**** MATERIAL SHOWN ****
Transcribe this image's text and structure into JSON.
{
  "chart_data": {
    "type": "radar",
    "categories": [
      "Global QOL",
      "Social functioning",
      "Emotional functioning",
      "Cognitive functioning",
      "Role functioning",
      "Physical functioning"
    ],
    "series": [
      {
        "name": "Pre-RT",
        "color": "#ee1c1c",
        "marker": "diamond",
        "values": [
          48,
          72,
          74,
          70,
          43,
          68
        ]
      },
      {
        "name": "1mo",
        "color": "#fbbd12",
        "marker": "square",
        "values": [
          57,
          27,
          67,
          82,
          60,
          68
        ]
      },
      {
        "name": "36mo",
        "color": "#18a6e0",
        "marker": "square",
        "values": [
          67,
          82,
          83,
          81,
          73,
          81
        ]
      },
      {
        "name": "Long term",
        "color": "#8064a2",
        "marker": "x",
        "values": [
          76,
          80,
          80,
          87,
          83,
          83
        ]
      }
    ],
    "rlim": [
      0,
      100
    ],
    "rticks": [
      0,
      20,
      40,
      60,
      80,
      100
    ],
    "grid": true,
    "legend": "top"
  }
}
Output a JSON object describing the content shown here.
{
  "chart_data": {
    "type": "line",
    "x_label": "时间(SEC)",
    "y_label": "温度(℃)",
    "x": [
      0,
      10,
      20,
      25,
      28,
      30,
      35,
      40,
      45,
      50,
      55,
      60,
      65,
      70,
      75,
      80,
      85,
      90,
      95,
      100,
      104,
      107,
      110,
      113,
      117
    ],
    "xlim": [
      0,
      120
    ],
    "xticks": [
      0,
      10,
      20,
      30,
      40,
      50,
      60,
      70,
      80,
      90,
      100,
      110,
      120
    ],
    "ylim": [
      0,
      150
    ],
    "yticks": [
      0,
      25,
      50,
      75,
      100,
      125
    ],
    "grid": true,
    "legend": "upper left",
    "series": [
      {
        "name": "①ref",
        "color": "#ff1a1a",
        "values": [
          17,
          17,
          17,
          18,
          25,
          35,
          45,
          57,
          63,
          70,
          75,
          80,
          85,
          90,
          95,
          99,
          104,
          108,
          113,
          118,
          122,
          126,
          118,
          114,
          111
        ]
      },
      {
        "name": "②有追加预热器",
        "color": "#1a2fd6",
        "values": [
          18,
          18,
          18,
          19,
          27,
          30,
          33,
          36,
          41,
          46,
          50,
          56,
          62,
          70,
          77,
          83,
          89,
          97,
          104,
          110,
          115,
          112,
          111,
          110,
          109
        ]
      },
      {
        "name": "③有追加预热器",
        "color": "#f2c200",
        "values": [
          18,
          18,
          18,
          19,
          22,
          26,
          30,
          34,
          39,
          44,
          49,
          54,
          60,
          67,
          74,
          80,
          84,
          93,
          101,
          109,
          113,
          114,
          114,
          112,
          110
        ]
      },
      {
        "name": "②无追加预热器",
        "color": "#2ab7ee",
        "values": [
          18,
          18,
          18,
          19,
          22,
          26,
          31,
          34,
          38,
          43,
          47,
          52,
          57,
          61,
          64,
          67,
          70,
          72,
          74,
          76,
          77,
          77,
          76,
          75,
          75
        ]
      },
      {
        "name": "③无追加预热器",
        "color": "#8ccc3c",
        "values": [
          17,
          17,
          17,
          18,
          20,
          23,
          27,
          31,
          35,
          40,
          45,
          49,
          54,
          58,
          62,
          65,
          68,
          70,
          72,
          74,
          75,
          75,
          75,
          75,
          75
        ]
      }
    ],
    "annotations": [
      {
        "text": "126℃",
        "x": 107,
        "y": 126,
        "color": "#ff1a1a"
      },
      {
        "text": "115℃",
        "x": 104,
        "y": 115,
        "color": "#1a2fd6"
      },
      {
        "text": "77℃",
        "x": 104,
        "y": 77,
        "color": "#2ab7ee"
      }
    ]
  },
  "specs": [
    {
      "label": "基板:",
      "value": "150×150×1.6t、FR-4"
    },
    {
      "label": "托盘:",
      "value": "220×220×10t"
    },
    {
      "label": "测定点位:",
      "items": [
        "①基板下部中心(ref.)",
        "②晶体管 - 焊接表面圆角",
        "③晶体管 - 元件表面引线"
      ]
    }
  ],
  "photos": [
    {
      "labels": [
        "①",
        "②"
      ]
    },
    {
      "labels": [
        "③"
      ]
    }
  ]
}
****
> _STATED GOAL_:
Set all of the records down again, exactly as they stand.

> _RESPONSE BELOW_:
Transcribe this image's text and structure into JSON.
{
  "chart_data": {
    "type": "radar",
    "categories": [
      "Global QOL",
      "Social functioning",
      "Emotional functioning",
      "Cognitive functioning",
      "Role functioning",
      "Physical functioning"
    ],
    "series": [
      {
        "name": "Pre-RT",
        "color": "#ee1c1c",
        "marker": "diamond",
        "values": [
          48,
          72,
          74,
          70,
          43,
          68
        ]
      },
      {
        "name": "1mo",
        "color": "#fbbd12",
        "marker": "square",
        "values": [
          57,
          27,
          67,
          82,
          60,
          68
        ]
      },
      {
        "name": "36mo",
        "color": "#18a6e0",
        "marker": "square",
        "values": [
          67,
          82,
          83,
          81,
          73,
          81
        ]
      },
      {
        "name": "Long term",
        "color": "#8064a2",
        "marker": "x",
        "values": [
          76,
          80,
          80,
          87,
          83,
          83
        ]
      }
    ],
    "rlim": [
      0,
      100
    ],
    "rticks": [
      0,
      20,
      40,
      60,
      80,
      100
    ],
    "grid": true,
    "legend": "top"
  }
}
Output a JSON object describing the content shown here.
{
  "chart_data": {
    "type": "line",
    "x_label": "时间(SEC)",
    "y_label": "温度(℃)",
    "x": [
      0,
      10,
      20,
      25,
      28,
      30,
      35,
      40,
      45,
      50,
      55,
      60,
      65,
      70,
      75,
      80,
      85,
      90,
      95,
      100,
      104,
      107,
      110,
      113,
      117
    ],
    "xlim": [
      0,
      120
    ],
    "xticks": [
      0,
      10,
      20,
      30,
      40,
      50,
      60,
      70,
      80,
      90,
      100,
      110,
      120
    ],
    "ylim": [
      0,
      150
    ],
    "yticks": [
      0,
      25,
      50,
      75,
      100,
      125
    ],
    "grid": true,
    "legend": "upper left",
    "series": [
      {
        "name": "①ref",
        "color": "#ff1a1a",
        "values": [
          17,
          17,
          17,
          18,
          25,
          35,
          45,
          57,
          63,
          70,
          75,
          80,
          85,
          90,
          95,
          99,
          104,
          108,
          113,
          118,
          122,
          126,
          118,
          114,
          111
        ]
      },
      {
        "name": "②有追加预热器",
        "color": "#1a2fd6",
        "values": [
          18,
          18,
          18,
          19,
          27,
          30,
          33,
          36,
          41,
          46,
          50,
          56,
          62,
          70,
          77,
          83,
          89,
          97,
          104,
          110,
          115,
          112,
          111,
          110,
          109
        ]
      },
      {
        "name": "③有追加预热器",
        "color": "#f2c200",
        "values": [
          18,
          18,
          18,
          19,
          22,
          26,
          30,
          34,
          39,
          44,
          49,
          54,
          60,
          67,
          74,
          80,
          84,
          93,
          101,
          109,
          113,
          114,
          114,
          112,
          110
        ]
      },
      {
        "name": "②无追加预热器",
        "color": "#2ab7ee",
        "values": [
          18,
          18,
          18,
          19,
          22,
          26,
          31,
          34,
          38,
          43,
          47,
          52,
          57,
          61,
          64,
          67,
          70,
          72,
          74,
          76,
          77,
          77,
          76,
          75,
          75
        ]
      },
      {
        "name": "③无追加预热器",
        "color": "#8ccc3c",
        "values": [
          17,
          17,
          17,
          18,
          20,
          23,
          27,
          31,
          35,
          40,
          45,
          49,
          54,
          58,
          62,
          65,
          68,
          70,
          72,
          74,
          75,
          75,
          75,
          75,
          75
        ]
      }
    ],
    "annotations": [
      {
        "text": "126℃",
        "x": 107,
        "y": 126,
        "color": "#ff1a1a"
      },
      {
        "text": "115℃",
        "x": 104,
        "y": 115,
        "color": "#1a2fd6"
      },
      {
        "text": "77℃",
        "x": 104,
        "y": 77,
        "color": "#2ab7ee"
      }
    ]
  },
  "specs": [
    {
      "label": "基板:",
      "value": "150×150×1.6t、FR-4"
    },
    {
      "label": "托盘:",
      "value": "220×220×10t"
    },
    {
      "label": "测定点位:",
      "items": [
        "①基板下部中心(ref.)",
        "②晶体管 - 焊接表面圆角",
        "③晶体管 - 元件表面引线"
      ]
    }
  ],
  "photos": [
    {
      "labels": [
        "①",
        "②"
      ]
    },
    {
      "labels": [
        "③"
      ]
    }
  ]
}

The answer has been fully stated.